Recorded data
▼

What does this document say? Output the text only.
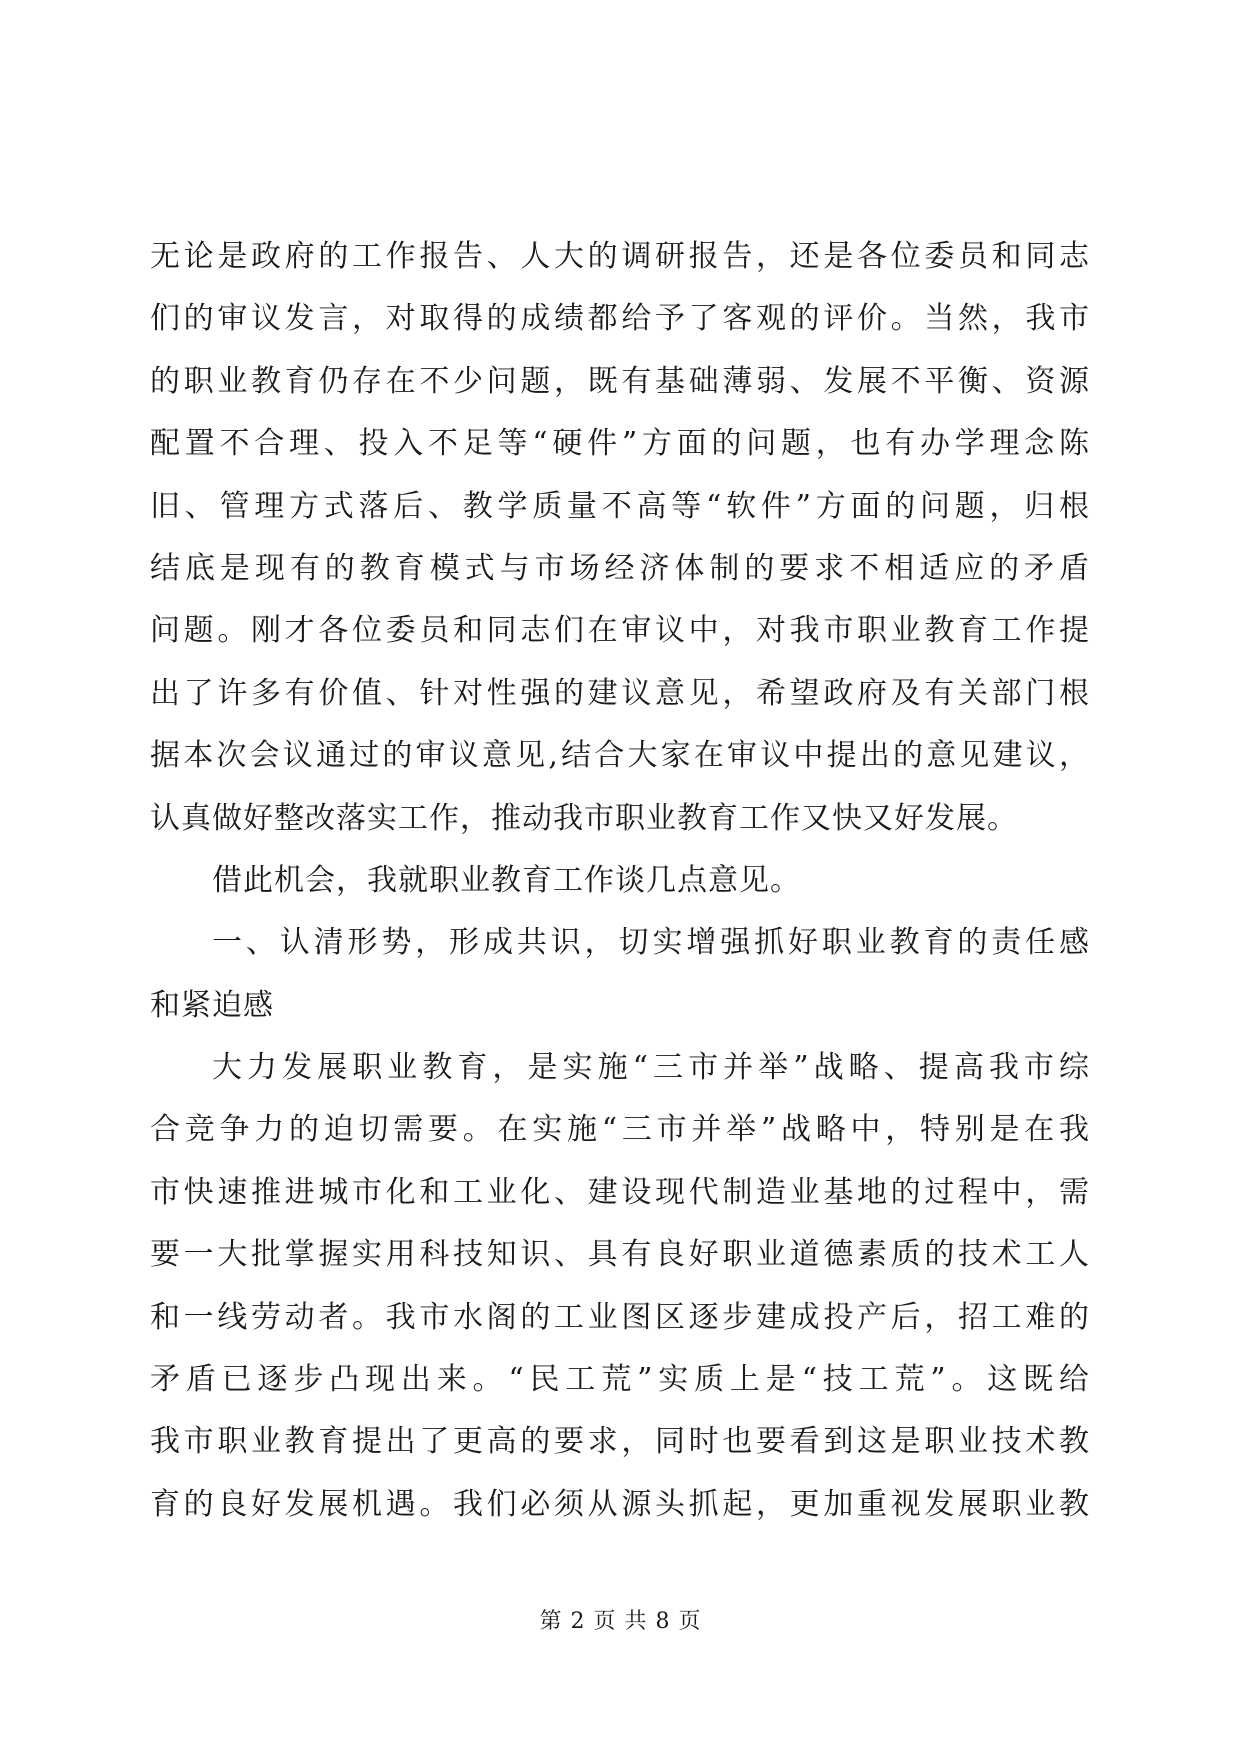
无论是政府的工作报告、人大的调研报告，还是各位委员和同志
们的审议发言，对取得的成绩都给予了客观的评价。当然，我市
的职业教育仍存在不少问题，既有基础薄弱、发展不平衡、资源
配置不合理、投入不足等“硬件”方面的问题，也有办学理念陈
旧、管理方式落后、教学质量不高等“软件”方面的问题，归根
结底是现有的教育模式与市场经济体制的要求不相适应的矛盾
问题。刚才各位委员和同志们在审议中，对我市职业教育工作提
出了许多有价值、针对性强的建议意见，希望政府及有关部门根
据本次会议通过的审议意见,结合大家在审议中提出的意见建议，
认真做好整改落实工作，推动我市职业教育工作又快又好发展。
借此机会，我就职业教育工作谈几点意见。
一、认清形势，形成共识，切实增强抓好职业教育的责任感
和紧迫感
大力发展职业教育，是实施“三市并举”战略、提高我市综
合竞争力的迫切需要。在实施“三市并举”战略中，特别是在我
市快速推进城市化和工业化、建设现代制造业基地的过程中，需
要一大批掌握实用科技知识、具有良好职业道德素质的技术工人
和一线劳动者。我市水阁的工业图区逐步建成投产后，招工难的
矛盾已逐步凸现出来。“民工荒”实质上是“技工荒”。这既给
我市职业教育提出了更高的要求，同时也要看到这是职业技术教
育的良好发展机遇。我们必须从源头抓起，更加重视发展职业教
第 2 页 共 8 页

▲
▼

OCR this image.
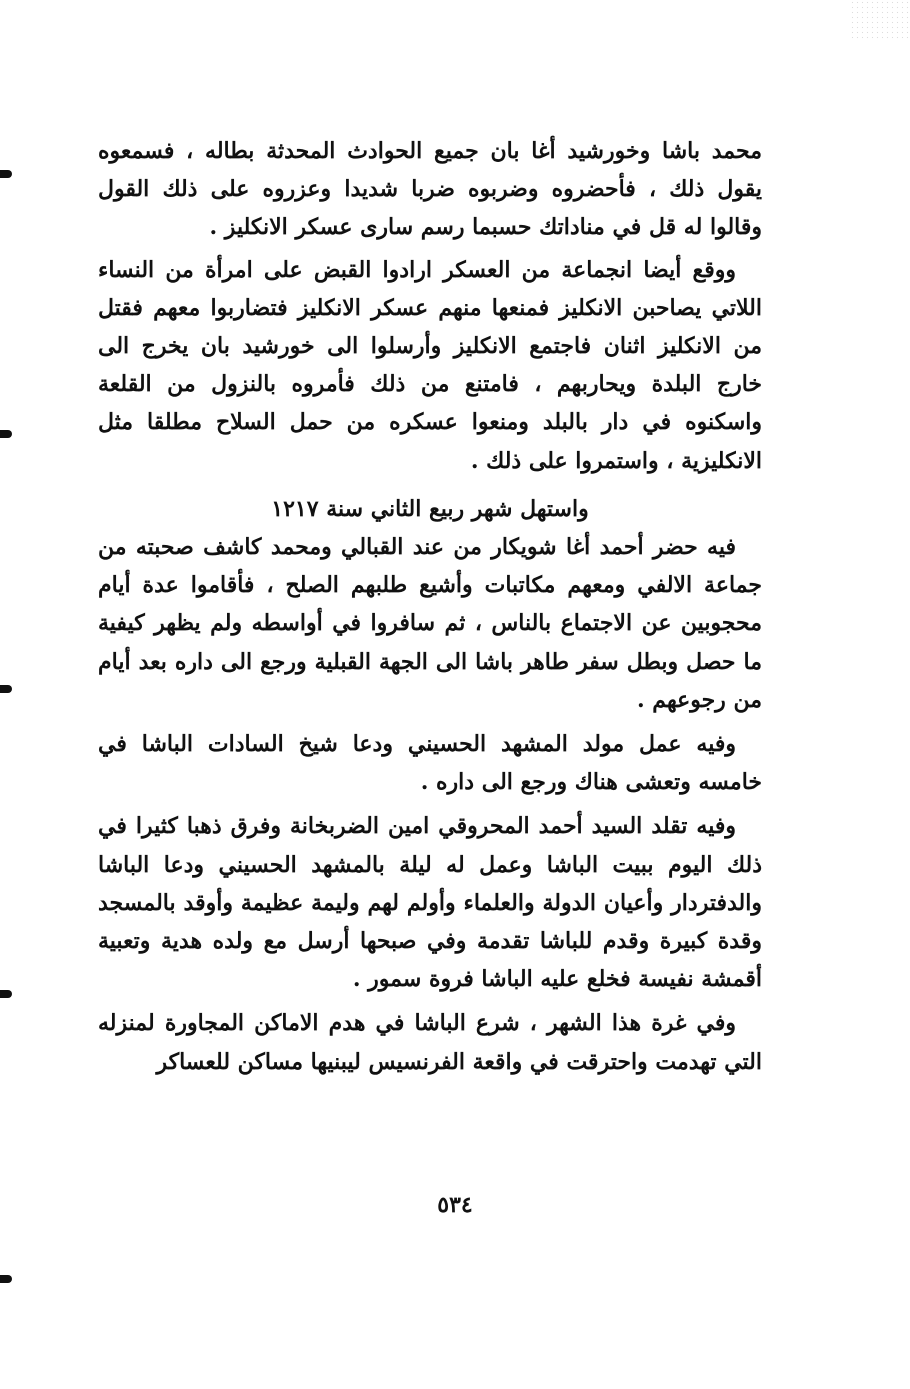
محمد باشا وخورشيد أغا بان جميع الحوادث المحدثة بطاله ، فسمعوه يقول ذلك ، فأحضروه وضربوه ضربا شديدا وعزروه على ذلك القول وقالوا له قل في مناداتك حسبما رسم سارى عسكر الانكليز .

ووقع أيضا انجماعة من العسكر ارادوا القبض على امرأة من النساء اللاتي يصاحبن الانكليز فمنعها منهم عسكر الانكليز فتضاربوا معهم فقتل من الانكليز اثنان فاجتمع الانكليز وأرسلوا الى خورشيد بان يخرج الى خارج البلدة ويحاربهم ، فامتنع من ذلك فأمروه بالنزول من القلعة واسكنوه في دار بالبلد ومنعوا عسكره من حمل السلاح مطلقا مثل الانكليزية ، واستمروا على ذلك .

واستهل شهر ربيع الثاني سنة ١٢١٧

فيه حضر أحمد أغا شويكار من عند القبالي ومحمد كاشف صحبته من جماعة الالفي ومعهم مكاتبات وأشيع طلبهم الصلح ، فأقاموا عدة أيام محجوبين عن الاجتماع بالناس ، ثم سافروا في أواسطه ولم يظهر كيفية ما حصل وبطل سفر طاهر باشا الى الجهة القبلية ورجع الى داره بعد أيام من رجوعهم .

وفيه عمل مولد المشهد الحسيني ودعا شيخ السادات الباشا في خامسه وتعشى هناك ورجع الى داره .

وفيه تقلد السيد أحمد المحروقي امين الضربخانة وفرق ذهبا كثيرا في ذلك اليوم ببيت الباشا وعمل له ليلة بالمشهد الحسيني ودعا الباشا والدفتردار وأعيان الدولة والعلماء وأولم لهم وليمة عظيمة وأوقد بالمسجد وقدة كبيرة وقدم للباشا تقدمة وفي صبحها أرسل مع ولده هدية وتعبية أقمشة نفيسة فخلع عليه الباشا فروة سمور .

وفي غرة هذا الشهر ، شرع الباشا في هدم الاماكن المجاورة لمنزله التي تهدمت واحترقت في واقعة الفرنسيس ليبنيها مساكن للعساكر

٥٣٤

▲

> **Task to complete**: From the material above, copy each line that includes the word "ودعا".

> **Output for this task**:
وفيه عمل مولد المشهد الحسيني ودعا شيخ السادات الباشا في خامسه وتعشى هناك ورجع الى داره .
وفيه تقلد السيد أحمد المحروقي امين الضربخانة وفرق ذهبا كثيرا في ذلك اليوم ببيت الباشا وعمل له ليلة بالمشهد الحسيني ودعا الباشا والدفتردار وأعيان الدولة والعلماء وأولم لهم وليمة عظيمة وأوقد بالمسجد وقدة كبيرة وقدم للباشا تقدمة وفي صبحها أرسل مع ولده هدية وتعبية أقمشة نفيسة فخلع عليه الباشا فروة سمور .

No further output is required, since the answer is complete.